_Written task_
Pull every line containing "into" out of the material below.

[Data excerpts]
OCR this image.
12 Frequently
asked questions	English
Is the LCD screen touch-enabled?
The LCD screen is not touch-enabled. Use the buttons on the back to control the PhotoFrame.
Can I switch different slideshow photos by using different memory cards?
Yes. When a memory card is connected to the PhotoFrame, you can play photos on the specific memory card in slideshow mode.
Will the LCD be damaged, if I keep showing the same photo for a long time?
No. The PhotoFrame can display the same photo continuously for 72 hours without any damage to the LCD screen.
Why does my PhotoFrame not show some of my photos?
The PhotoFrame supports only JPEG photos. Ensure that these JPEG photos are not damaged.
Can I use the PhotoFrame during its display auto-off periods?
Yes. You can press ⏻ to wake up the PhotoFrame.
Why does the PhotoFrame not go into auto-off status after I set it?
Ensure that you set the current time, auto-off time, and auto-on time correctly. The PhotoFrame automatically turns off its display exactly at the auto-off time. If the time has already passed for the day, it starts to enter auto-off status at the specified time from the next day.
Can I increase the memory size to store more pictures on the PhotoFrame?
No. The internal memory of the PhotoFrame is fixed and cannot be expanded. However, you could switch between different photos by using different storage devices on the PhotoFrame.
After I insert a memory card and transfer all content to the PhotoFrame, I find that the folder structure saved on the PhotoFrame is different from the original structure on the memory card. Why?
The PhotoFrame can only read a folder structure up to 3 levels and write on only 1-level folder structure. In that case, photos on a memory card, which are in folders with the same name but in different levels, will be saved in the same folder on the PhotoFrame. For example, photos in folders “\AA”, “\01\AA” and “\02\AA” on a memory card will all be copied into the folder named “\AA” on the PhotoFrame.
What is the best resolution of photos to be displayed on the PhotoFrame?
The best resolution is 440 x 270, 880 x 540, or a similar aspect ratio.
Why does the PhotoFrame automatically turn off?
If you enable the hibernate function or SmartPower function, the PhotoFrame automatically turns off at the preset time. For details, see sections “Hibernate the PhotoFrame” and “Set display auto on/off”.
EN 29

_Written answer_
Why does the PhotoFrame not go into auto-off status after I set it?
The PhotoFrame can only read a folder structure up to 3 levels and write on only 1-level folder structure. In that case, photos on a memory card, which are in folders with the same name but in different levels, will be saved in the same folder on the PhotoFrame. For example, photos in folders “\AA”, “\01\AA” and “\02\AA” on a memory card will all be copied into the folder named “\AA” on the PhotoFrame.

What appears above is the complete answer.